DO THIS:
Collect all lines from the records below that include the word "โพสต".

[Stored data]
== == ==
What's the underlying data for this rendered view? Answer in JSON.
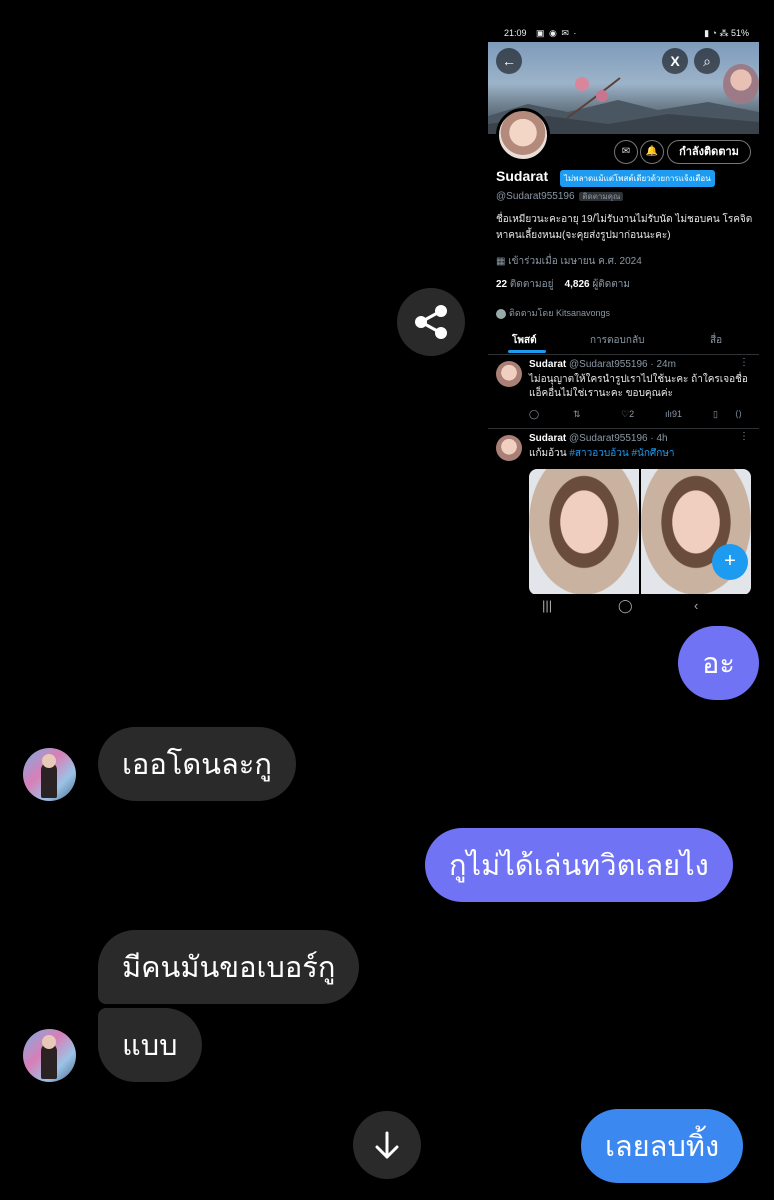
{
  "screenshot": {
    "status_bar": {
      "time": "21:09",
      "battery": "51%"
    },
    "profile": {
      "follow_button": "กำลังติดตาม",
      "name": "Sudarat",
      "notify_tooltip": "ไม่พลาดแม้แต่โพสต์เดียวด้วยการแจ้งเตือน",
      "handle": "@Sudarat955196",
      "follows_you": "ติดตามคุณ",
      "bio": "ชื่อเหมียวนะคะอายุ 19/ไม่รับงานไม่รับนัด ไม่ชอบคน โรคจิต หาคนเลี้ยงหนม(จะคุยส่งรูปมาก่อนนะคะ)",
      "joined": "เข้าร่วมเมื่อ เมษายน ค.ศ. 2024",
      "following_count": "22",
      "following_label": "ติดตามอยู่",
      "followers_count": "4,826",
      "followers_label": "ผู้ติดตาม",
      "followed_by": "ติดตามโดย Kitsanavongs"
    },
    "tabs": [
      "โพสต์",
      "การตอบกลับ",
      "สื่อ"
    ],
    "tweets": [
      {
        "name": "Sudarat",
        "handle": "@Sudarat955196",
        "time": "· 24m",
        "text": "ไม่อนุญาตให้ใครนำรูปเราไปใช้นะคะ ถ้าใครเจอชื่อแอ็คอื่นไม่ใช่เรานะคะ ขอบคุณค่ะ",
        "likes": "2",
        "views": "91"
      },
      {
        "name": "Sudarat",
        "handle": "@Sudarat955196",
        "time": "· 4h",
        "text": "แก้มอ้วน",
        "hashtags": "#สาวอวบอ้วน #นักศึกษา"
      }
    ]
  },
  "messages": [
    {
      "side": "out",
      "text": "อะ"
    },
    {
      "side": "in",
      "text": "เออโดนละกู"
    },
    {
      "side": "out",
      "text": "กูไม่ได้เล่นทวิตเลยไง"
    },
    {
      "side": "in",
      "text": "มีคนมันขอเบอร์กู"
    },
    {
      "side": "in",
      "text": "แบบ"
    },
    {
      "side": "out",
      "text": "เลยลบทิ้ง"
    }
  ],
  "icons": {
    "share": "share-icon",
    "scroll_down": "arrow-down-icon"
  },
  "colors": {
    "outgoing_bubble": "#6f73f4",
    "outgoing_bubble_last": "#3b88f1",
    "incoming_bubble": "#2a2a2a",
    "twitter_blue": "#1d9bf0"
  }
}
== == ==
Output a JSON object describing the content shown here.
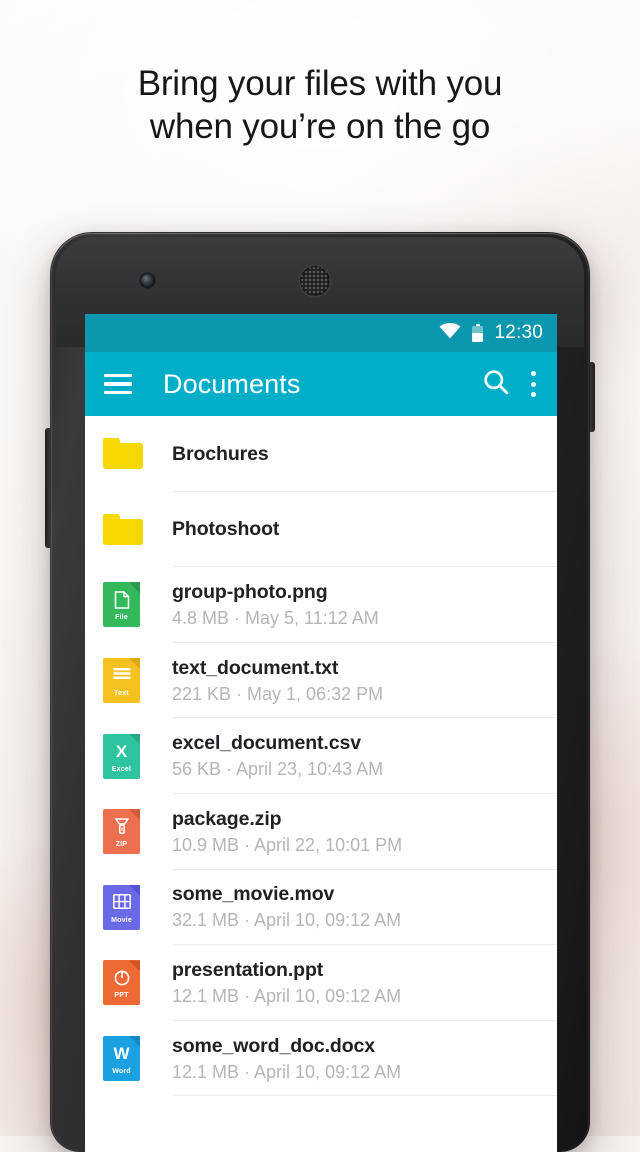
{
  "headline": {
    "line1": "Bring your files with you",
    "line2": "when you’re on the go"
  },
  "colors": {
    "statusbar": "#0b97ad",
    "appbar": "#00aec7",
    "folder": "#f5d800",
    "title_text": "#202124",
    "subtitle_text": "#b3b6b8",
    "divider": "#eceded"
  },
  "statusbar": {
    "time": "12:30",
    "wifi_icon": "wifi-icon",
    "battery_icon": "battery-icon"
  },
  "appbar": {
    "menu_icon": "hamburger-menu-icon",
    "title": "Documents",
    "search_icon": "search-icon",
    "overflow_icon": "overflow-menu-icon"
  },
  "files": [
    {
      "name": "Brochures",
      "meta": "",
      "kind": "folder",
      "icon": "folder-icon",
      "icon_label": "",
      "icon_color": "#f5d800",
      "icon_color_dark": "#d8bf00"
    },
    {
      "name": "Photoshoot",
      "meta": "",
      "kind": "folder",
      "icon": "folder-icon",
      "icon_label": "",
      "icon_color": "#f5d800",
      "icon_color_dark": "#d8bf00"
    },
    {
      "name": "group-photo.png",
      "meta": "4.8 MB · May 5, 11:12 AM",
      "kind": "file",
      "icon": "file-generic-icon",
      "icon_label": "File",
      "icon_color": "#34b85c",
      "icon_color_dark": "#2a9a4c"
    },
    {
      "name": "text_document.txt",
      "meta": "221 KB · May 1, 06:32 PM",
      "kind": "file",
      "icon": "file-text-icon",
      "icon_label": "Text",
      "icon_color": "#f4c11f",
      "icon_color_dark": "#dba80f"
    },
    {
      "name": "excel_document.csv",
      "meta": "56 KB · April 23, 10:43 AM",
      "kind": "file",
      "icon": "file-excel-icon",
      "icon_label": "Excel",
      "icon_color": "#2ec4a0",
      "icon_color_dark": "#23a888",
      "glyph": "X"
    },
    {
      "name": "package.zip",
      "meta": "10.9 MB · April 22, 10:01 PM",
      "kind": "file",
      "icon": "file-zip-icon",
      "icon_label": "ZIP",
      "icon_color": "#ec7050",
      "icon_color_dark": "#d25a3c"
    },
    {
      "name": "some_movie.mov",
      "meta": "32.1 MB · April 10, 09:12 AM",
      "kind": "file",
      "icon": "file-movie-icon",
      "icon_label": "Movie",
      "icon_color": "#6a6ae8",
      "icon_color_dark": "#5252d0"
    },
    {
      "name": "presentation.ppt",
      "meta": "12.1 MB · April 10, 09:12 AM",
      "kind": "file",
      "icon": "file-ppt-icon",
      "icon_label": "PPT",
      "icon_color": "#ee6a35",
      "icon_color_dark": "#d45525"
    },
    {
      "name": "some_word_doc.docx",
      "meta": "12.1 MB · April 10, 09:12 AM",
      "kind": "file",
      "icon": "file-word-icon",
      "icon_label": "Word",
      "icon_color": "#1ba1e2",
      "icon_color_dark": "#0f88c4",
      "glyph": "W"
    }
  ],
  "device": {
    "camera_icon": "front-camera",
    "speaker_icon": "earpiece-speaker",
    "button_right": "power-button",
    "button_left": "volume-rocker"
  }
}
== == ==
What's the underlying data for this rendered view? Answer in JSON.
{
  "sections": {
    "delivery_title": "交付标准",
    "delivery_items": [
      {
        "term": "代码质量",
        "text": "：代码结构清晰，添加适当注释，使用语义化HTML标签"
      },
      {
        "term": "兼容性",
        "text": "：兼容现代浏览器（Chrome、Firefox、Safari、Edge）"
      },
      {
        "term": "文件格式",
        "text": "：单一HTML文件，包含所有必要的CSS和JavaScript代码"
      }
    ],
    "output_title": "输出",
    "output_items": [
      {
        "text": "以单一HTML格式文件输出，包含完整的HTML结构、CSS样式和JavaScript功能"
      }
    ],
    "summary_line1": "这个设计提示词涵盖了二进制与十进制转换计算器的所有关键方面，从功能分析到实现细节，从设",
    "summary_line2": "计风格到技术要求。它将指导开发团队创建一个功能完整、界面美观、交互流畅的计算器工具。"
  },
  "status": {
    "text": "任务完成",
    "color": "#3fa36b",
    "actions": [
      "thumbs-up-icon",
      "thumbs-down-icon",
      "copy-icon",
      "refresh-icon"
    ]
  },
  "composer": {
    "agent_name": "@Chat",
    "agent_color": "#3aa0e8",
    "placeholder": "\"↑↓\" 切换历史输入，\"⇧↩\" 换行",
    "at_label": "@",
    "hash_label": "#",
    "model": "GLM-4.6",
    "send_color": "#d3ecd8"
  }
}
== == ==
THE SOLUTION:
      "notify_tooltip": "ไม่พลาดแม้แต่โพสต์เดียวด้วยการแจ้งเตือน",
      "โพสต์",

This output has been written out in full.